═════ Extracted material

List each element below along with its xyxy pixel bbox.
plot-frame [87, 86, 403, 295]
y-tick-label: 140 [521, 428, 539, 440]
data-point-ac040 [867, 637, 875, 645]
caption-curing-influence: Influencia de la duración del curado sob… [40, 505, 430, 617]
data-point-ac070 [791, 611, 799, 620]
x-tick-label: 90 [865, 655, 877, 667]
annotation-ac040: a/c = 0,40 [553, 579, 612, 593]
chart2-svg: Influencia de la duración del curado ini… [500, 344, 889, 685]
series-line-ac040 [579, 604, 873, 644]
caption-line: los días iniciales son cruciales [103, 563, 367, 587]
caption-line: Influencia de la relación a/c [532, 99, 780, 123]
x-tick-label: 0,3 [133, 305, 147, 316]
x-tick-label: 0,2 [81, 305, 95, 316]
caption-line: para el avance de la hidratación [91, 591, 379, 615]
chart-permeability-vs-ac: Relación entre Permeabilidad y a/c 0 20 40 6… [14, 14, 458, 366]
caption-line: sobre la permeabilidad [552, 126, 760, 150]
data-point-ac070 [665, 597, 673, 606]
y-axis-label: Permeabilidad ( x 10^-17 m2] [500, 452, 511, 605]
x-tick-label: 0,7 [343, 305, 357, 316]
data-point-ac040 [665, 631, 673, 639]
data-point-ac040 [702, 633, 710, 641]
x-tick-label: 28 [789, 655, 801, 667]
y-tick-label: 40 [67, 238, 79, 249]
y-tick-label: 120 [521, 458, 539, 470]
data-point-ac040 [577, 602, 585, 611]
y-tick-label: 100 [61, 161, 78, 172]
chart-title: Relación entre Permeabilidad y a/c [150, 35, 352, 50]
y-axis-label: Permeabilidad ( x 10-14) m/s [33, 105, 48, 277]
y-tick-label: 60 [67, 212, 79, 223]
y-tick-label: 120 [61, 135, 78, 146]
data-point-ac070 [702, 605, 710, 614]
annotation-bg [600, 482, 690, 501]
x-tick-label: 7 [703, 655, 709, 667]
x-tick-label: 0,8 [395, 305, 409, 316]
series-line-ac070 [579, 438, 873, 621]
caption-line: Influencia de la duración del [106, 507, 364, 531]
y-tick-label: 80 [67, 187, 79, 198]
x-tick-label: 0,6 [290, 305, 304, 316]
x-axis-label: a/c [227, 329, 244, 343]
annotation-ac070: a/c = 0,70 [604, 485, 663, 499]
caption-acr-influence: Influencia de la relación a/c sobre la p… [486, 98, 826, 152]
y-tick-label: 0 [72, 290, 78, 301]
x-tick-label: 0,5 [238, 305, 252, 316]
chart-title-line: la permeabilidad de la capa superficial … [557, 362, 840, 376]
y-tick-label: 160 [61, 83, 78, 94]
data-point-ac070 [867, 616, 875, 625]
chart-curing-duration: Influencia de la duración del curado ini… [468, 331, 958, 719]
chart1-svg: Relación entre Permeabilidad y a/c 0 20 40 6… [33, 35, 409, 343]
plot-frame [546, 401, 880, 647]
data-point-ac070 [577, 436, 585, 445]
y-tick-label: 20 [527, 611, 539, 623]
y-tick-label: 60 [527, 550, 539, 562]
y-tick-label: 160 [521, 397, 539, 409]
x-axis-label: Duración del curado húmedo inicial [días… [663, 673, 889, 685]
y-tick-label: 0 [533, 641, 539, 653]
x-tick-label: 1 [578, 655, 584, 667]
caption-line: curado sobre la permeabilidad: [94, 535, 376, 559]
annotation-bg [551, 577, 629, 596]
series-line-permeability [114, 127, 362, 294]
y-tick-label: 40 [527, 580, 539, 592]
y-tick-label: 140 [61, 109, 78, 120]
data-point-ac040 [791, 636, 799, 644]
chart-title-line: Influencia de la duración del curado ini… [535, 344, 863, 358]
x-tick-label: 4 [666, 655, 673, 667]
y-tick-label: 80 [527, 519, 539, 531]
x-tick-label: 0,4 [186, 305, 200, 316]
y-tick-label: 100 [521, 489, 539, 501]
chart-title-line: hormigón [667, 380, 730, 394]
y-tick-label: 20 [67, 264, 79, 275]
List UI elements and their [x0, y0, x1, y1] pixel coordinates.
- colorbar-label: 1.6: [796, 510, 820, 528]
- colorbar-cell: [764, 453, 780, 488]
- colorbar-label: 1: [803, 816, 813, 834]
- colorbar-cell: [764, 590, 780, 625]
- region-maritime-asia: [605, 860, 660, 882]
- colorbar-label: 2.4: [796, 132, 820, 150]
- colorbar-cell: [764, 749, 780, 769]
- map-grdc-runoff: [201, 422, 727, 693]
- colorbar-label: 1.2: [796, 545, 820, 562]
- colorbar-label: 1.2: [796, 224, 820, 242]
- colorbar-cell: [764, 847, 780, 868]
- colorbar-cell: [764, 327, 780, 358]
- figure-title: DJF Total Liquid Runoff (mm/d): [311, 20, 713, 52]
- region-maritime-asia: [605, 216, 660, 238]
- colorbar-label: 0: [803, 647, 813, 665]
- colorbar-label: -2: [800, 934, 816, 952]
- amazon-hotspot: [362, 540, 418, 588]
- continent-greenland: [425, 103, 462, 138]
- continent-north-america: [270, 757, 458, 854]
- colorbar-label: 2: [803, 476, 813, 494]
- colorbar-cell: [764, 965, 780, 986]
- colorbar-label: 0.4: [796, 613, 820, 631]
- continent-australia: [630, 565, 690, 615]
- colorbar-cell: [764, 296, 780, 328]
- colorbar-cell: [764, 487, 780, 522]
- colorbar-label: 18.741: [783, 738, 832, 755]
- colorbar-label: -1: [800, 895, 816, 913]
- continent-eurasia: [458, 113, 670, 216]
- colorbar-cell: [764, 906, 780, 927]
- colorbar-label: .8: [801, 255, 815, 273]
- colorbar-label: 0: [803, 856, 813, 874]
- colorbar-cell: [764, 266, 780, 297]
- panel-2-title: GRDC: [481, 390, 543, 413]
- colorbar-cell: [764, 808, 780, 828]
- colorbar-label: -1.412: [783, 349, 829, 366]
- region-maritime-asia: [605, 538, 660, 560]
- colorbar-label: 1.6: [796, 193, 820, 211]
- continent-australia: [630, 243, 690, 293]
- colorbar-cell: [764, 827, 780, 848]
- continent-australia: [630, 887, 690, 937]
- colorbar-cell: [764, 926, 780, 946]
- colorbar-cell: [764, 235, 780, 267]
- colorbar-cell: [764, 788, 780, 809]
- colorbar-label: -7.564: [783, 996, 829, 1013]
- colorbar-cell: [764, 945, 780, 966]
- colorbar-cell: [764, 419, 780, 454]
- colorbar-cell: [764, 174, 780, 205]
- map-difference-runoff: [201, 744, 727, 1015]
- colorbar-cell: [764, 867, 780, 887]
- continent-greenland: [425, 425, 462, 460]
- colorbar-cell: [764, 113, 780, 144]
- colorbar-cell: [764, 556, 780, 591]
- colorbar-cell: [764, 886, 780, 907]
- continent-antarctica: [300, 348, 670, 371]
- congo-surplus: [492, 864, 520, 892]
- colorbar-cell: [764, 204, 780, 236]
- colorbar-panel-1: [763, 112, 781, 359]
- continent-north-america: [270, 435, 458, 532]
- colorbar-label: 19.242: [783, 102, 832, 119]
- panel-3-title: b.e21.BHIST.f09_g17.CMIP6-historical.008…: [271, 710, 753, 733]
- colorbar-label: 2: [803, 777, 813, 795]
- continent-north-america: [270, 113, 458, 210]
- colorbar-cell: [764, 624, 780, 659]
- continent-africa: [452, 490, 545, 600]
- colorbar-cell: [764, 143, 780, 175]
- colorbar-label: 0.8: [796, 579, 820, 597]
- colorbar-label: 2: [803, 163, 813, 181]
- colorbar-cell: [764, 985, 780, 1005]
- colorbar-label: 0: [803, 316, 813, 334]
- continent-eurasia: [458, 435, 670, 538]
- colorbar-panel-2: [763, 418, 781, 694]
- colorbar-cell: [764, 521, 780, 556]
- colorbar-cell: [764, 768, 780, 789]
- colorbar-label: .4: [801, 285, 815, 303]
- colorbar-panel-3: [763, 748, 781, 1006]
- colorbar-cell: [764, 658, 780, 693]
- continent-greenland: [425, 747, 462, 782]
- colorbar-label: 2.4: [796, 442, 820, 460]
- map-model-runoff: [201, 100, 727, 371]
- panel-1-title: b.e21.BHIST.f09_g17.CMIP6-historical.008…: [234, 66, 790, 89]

══════════

Given instruction:
Turn the data above into a Markdown table with columns n and Line, starting at its first line and ending with the line that contains "data-point-ac070 [665, 597, 673, 606]". Number each row and leave out blank lines.

Task output:
| n | Line |
|---|---|
| 1 | List each element below along with its xyxy pixel bbox. |
| 2 | plot-frame [87, 86, 403, 295] |
| 3 | y-tick-label: 140 [521, 428, 539, 440] |
| 4 | data-point-ac040 [867, 637, 875, 645] |
| 5 | caption-curing-influence: Influencia de la duración del curado sob… [40, 505, 430, 617] |
| 6 | data-point-ac070 [791, 611, 799, 620] |
| 7 | x-tick-label: 90 [865, 655, 877, 667] |
| 8 | annotation-ac040: a/c = 0,40 [553, 579, 612, 593] |
| 9 | chart2-svg: Influencia de la duración del curado ini… [500, 344, 889, 685] |
| 10 | series-line-ac040 [579, 604, 873, 644] |
| 11 | caption-line: los días iniciales son cruciales [103, 563, 367, 587] |
| 12 | caption-line: Influencia de la relación a/c [532, 99, 780, 123] |
| 13 | x-tick-label: 0,3 [133, 305, 147, 316] |
| 14 | x-tick-label: 0,2 [81, 305, 95, 316] |
| 15 | caption-line: para el avance de la hidratación [91, 591, 379, 615] |
| 16 | chart-permeability-vs-ac: Relación entre Permeabilidad y a/c 0 20 40 6… [14, 14, 458, 366] |
| 17 | caption-line: sobre la permeabilidad [552, 126, 760, 150] |
| 18 | data-point-ac070 [665, 597, 673, 606] |